Work instruction A
In the text on LaSalle GPS, how large does Jacobson say a separate account must be before it can be customized?
Work instruction B
Continue the text on LaSalle GPS from its last sentence.

Text under study
......
Meanwhile, LaSalle GPS will invest in the four real estate segments of public, private, equity and debt through third-party and in-house commingled funds, joint ventures and club deals, co-investments and secondaries.

LaSalle declined to comment on specific offerings, but PERE understands the first product the Chicago-based investment manager could evaluate include a global core open-ended commingled fund. Similar to comparable funds in the market, that vehicle could be income-oriented and focused on relative value globally. The firm also is considering a closed-end fund that would target both tactical opportunities such as tail-end fund investments as well as co-investments.

Speaking generally on products, Casal says LaSalle GPS’s offerings would be more diverse in terms of risk/return profile than those of Aviva’s multi-manager platform, which had historically been more core and risk averse. “Over time, I wouldn’t say we’re going to move too opportunistic, but we’ll be more across the risk spectrum, keeping the strength of our core capability, our income producing capability, but also taking advantage of the relationships we have to be a tactical investor in real estate,” he says.

Although LaSalle GPS would primarily be seeking to expand its platform through scalable vehicles, it would also be open to larger, customized accounts. “To do customized strategies, I would say this is true for all of our business, it has to be at a certain scale,” says Jacobson. “Some of the big funds out of Asia who are investing in directs, who are wanting separate account strategies, if you’re $1 billion or above, you can customize, and we and others are very interested. If you’re a $100 million separate account, maybe some people will customize for you, but we probably wouldn’t, because we can’t dedicate the resources, we probably can’t make any money out of it. You can customize, but a Savile Row suit is not cheap.”

Growth potential – or lack thereof

Like Jacobson, Giller sees significant growth potential in the multi-manager space, but primarily in advisory-driven investment as opposed to capital management driven investments. “There is a tremendous amount of growth coming out of non-US jurisdictions, such as the Middle East, Asia and Europe, they’re all starting to lean more and more into real estate investing. Most need to start to build their programs and they need help and guidance to do that.”
......
Supplied information

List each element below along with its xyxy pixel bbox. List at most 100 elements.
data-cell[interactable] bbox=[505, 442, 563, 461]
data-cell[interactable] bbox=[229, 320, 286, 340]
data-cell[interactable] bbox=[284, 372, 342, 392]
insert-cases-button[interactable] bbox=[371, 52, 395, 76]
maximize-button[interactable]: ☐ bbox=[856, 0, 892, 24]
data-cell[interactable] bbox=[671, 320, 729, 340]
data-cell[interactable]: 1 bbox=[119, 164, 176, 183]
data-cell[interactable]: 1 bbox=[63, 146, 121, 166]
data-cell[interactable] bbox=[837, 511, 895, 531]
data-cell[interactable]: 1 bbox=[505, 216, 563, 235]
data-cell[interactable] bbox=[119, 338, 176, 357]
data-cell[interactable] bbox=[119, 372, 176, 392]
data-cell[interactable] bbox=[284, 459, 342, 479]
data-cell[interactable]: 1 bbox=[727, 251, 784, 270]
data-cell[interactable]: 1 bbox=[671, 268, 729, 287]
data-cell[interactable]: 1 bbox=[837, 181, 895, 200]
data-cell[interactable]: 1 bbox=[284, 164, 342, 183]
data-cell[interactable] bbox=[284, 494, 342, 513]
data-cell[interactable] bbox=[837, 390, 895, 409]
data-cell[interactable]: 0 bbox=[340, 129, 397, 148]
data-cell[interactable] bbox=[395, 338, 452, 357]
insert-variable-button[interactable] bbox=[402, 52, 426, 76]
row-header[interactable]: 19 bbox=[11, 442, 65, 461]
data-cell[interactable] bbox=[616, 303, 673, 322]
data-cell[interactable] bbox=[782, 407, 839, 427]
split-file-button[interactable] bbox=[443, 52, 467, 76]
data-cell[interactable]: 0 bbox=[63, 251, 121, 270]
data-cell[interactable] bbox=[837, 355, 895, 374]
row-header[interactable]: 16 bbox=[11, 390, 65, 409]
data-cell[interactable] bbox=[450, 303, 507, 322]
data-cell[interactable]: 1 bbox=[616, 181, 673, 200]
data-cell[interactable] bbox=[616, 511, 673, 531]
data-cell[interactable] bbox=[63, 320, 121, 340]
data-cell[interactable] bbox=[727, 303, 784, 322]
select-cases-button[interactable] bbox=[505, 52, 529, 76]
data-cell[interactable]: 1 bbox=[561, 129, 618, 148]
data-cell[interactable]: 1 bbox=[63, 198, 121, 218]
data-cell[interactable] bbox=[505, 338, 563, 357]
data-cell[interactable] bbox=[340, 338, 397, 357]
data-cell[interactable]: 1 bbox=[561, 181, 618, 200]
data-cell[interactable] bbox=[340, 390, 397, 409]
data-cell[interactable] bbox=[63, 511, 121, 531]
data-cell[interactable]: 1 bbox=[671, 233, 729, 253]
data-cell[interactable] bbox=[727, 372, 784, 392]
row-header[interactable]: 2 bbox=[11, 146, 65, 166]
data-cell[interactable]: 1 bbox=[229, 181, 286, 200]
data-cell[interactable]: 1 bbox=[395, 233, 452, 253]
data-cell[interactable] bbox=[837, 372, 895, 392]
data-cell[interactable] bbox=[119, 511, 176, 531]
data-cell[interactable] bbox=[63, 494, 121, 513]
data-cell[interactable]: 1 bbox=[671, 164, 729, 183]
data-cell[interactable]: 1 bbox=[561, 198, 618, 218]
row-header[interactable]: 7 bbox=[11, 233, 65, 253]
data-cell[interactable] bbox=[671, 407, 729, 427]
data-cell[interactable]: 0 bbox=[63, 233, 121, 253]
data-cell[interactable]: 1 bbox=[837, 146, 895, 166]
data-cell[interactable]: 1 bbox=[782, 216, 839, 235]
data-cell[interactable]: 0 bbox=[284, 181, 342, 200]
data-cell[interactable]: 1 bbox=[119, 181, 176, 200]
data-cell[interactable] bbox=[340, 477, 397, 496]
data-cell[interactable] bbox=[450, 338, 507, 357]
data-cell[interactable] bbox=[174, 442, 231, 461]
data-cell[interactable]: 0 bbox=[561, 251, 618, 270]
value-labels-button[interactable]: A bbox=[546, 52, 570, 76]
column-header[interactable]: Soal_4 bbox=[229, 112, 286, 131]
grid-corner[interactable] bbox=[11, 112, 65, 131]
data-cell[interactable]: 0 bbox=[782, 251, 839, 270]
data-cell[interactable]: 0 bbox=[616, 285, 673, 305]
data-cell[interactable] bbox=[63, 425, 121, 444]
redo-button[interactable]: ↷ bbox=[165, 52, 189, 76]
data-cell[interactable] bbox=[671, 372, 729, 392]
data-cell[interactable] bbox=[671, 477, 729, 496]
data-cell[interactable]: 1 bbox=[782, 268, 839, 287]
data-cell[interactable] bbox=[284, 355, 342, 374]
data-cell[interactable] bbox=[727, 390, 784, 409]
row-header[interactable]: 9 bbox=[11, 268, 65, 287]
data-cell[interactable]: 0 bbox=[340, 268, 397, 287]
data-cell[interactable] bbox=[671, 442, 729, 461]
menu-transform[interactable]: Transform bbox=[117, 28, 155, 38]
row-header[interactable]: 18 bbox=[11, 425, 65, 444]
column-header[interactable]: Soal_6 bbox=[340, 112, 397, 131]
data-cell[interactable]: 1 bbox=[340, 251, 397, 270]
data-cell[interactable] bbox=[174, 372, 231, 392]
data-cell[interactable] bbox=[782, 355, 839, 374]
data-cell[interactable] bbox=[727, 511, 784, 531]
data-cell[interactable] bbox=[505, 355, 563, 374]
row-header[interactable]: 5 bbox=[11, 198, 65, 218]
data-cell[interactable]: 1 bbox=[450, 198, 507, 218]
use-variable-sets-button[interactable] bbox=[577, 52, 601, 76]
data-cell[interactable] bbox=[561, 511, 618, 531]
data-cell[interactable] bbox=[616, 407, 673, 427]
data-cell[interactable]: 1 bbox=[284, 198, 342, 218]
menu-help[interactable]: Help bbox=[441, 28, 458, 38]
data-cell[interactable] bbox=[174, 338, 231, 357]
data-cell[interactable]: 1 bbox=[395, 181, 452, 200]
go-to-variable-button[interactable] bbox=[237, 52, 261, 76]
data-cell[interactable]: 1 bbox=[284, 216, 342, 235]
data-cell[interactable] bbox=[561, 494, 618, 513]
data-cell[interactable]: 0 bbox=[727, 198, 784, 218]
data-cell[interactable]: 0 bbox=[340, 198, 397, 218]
......
Exercise answer A
$1 billion or above.

Exercise answer B
Another emerging opportunity for multi-managers is in the defined-contribution plan world, where funds are being set up to allow individuals to invest their retirement money in private real estate funds, Giller says. StepStone currently is acting as a sub-advisor to an interval fund that provides individual investors with access to private equity real estate funds, potentially for their 401(k) plans, with the firm charged with doing due diligence, selecting managers and monitoring the investments for the program.

Yet not everyone believes there is room for major expansion in the industry. “The multi-manager space has not been growing at that rate, one that can support the doubling of a firm’s AUM in any reasonable timeframe,” says one multi-manager who declined to be named. “If we had ambitions to double, I don’t think we could do that either.

“The multi-manager space in my mind is getting fiercely competitive. The clients have become smarter and discerning. With several recent mandates, they asked us what our performance looks like in different markets. Investors have become very sophisticated in their evaluations.”

For this reason, “there has been a lot of concentration that has started to take place. Everyone will get some piece of the action, but in order be able to double AUM, you have to consistently outperform your competition in most of the important mandates that get handed out.”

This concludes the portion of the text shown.